> [Exercise task] Print every entry exactly as written.

> [Material]
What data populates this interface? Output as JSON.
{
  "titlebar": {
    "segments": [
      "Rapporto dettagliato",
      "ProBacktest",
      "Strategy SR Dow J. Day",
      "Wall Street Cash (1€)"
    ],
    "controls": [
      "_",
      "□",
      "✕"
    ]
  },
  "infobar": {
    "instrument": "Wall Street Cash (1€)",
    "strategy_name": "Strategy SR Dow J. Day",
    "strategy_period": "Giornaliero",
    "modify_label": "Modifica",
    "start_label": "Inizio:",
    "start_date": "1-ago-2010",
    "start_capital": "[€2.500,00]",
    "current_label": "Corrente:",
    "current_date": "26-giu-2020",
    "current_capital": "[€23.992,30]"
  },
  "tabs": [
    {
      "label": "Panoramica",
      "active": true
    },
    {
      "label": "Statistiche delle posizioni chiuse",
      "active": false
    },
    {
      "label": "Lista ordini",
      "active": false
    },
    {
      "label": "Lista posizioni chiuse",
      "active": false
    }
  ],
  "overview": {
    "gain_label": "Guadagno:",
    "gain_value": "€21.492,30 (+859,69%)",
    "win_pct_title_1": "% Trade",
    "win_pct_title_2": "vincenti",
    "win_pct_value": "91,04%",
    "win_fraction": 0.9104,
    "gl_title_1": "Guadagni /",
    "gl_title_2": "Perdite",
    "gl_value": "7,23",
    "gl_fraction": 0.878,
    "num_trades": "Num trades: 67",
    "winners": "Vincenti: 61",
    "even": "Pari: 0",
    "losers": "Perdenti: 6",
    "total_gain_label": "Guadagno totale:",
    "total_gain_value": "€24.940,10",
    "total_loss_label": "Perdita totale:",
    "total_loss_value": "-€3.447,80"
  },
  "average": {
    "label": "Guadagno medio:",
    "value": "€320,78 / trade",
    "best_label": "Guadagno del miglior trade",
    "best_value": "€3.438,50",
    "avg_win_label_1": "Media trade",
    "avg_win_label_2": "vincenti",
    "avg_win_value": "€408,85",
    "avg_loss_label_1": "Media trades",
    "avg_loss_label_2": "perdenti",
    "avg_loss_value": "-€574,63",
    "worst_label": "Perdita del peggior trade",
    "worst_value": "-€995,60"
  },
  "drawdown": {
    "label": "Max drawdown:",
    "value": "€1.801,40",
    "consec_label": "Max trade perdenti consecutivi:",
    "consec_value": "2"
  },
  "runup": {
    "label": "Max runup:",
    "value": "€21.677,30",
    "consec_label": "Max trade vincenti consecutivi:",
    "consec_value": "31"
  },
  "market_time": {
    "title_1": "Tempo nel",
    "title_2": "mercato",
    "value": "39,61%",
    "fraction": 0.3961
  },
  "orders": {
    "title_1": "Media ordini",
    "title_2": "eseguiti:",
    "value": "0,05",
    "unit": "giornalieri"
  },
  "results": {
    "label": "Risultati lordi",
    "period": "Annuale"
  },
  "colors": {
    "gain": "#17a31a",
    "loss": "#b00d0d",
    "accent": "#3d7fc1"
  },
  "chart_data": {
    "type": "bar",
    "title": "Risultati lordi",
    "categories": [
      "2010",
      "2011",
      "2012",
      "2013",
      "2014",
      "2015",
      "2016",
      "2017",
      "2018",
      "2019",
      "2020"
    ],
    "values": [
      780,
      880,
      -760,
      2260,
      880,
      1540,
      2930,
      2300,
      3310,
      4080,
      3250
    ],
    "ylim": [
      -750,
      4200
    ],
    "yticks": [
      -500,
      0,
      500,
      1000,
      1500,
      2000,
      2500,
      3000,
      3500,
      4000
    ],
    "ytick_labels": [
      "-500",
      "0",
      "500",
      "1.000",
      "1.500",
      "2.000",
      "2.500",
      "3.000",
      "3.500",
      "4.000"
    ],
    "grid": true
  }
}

> [Reply]
What data populates this interface? Output as JSON.
{
  "titlebar": {
    "segments": [
      "Rapporto dettagliato",
      "ProBacktest",
      "Strategy SR Dow J. Day",
      "Wall Street Cash (1€)"
    ],
    "controls": [
      "_",
      "□",
      "✕"
    ]
  },
  "infobar": {
    "instrument": "Wall Street Cash (1€)",
    "strategy_name": "Strategy SR Dow J. Day",
    "strategy_period": "Giornaliero",
    "modify_label": "Modifica",
    "start_label": "Inizio:",
    "start_date": "1-ago-2010",
    "start_capital": "[€2.500,00]",
    "current_label": "Corrente:",
    "current_date": "26-giu-2020",
    "current_capital": "[€23.992,30]"
  },
  "tabs": [
    {
      "label": "Panoramica",
      "active": true
    },
    {
      "label": "Statistiche delle posizioni chiuse",
      "active": false
    },
    {
      "label": "Lista ordini",
      "active": false
    },
    {
      "label": "Lista posizioni chiuse",
      "active": false
    }
  ],
  "overview": {
    "gain_label": "Guadagno:",
    "gain_value": "€21.492,30 (+859,69%)",
    "win_pct_title_1": "% Trade",
    "win_pct_title_2": "vincenti",
    "win_pct_value": "91,04%",
    "win_fraction": 0.9104,
    "gl_title_1": "Guadagni /",
    "gl_title_2": "Perdite",
    "gl_value": "7,23",
    "gl_fraction": 0.878,
    "num_trades": "Num trades: 67",
    "winners": "Vincenti: 61",
    "even": "Pari: 0",
    "losers": "Perdenti: 6",
    "total_gain_label": "Guadagno totale:",
    "total_gain_value": "€24.940,10",
    "total_loss_label": "Perdita totale:",
    "total_loss_value": "-€3.447,80"
  },
  "average": {
    "label": "Guadagno medio:",
    "value": "€320,78 / trade",
    "best_label": "Guadagno del miglior trade",
    "best_value": "€3.438,50",
    "avg_win_label_1": "Media trade",
    "avg_win_label_2": "vincenti",
    "avg_win_value": "€408,85",
    "avg_loss_label_1": "Media trades",
    "avg_loss_label_2": "perdenti",
    "avg_loss_value": "-€574,63",
    "worst_label": "Perdita del peggior trade",
    "worst_value": "-€995,60"
  },
  "drawdown": {
    "label": "Max drawdown:",
    "value": "€1.801,40",
    "consec_label": "Max trade perdenti consecutivi:",
    "consec_value": "2"
  },
  "runup": {
    "label": "Max runup:",
    "value": "€21.677,30",
    "consec_label": "Max trade vincenti consecutivi:",
    "consec_value": "31"
  },
  "market_time": {
    "title_1": "Tempo nel",
    "title_2": "mercato",
    "value": "39,61%",
    "fraction": 0.3961
  },
  "orders": {
    "title_1": "Media ordini",
    "title_2": "eseguiti:",
    "value": "0,05",
    "unit": "giornalieri"
  },
  "results": {
    "label": "Risultati lordi",
    "period": "Annuale"
  },
  "colors": {
    "gain": "#17a31a",
    "loss": "#b00d0d",
    "accent": "#3d7fc1"
  },
  "chart_data": {
    "type": "bar",
    "title": "Risultati lordi",
    "categories": [
      "2010",
      "2011",
      "2012",
      "2013",
      "2014",
      "2015",
      "2016",
      "2017",
      "2018",
      "2019",
      "2020"
    ],
    "values": [
      780,
      880,
      -760,
      2260,
      880,
      1540,
      2930,
      2300,
      3310,
      4080,
      3250
    ],
    "ylim": [
      -750,
      4200
    ],
    "yticks": [
      -500,
      0,
      500,
      1000,
      1500,
      2000,
      2500,
      3000,
      3500,
      4000
    ],
    "ytick_labels": [
      "-500",
      "0",
      "500",
      "1.000",
      "1.500",
      "2.000",
      "2.500",
      "3.000",
      "3.500",
      "4.000"
    ],
    "grid": true
  }
}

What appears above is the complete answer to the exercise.